(Stored data)
::::
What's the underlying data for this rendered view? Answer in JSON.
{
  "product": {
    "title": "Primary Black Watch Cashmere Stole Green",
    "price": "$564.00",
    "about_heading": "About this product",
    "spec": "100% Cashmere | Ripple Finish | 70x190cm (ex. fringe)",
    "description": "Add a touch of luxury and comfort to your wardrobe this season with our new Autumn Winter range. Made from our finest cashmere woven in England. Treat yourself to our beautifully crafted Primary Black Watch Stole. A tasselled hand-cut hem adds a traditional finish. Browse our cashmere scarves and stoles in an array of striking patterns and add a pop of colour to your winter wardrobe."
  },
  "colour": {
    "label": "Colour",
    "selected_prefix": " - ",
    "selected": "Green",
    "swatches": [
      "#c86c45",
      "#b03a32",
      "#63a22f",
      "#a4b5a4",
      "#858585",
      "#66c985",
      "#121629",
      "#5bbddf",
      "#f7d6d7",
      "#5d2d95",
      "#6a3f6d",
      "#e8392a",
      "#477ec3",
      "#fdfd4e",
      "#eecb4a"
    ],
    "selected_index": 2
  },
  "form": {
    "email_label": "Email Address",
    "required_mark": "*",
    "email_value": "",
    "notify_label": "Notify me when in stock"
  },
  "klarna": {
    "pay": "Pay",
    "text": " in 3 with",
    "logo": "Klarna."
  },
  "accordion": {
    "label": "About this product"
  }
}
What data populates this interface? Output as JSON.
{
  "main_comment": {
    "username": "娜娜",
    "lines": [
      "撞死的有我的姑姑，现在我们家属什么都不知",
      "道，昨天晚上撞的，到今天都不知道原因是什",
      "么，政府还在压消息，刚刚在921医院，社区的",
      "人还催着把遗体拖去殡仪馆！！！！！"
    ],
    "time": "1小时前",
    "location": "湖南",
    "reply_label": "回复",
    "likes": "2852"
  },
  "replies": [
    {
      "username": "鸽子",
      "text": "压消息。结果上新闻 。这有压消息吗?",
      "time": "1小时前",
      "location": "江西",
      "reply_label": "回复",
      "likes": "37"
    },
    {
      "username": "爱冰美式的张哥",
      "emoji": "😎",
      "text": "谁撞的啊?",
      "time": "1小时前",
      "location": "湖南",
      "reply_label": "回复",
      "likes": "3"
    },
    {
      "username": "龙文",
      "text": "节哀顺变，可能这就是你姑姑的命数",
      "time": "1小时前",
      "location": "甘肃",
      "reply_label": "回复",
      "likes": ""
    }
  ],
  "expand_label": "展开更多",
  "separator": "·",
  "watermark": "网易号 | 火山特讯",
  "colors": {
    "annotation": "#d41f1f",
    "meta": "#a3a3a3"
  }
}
::::
> [What to produce] Please reproduce the entire listing, exactly as shown.

> [Task output]
What's the underlying data for this rendered view? Answer in JSON.
{
  "product": {
    "title": "Primary Black Watch Cashmere Stole Green",
    "price": "$564.00",
    "about_heading": "About this product",
    "spec": "100% Cashmere | Ripple Finish | 70x190cm (ex. fringe)",
    "description": "Add a touch of luxury and comfort to your wardrobe this season with our new Autumn Winter range. Made from our finest cashmere woven in England. Treat yourself to our beautifully crafted Primary Black Watch Stole. A tasselled hand-cut hem adds a traditional finish. Browse our cashmere scarves and stoles in an array of striking patterns and add a pop of colour to your winter wardrobe."
  },
  "colour": {
    "label": "Colour",
    "selected_prefix": " - ",
    "selected": "Green",
    "swatches": [
      "#c86c45",
      "#b03a32",
      "#63a22f",
      "#a4b5a4",
      "#858585",
      "#66c985",
      "#121629",
      "#5bbddf",
      "#f7d6d7",
      "#5d2d95",
      "#6a3f6d",
      "#e8392a",
      "#477ec3",
      "#fdfd4e",
      "#eecb4a"
    ],
    "selected_index": 2
  },
  "form": {
    "email_label": "Email Address",
    "required_mark": "*",
    "email_value": "",
    "notify_label": "Notify me when in stock"
  },
  "klarna": {
    "pay": "Pay",
    "text": " in 3 with",
    "logo": "Klarna."
  },
  "accordion": {
    "label": "About this product"
  }
}
What data populates this interface? Output as JSON.
{
  "main_comment": {
    "username": "娜娜",
    "lines": [
      "撞死的有我的姑姑，现在我们家属什么都不知",
      "道，昨天晚上撞的，到今天都不知道原因是什",
      "么，政府还在压消息，刚刚在921医院，社区的",
      "人还催着把遗体拖去殡仪馆！！！！！"
    ],
    "time": "1小时前",
    "location": "湖南",
    "reply_label": "回复",
    "likes": "2852"
  },
  "replies": [
    {
      "username": "鸽子",
      "text": "压消息。结果上新闻 。这有压消息吗?",
      "time": "1小时前",
      "location": "江西",
      "reply_label": "回复",
      "likes": "37"
    },
    {
      "username": "爱冰美式的张哥",
      "emoji": "😎",
      "text": "谁撞的啊?",
      "time": "1小时前",
      "location": "湖南",
      "reply_label": "回复",
      "likes": "3"
    },
    {
      "username": "龙文",
      "text": "节哀顺变，可能这就是你姑姑的命数",
      "time": "1小时前",
      "location": "甘肃",
      "reply_label": "回复",
      "likes": ""
    }
  ],
  "expand_label": "展开更多",
  "separator": "·",
  "watermark": "网易号 | 火山特讯",
  "colors": {
    "annotation": "#d41f1f",
    "meta": "#a3a3a3"
  }
}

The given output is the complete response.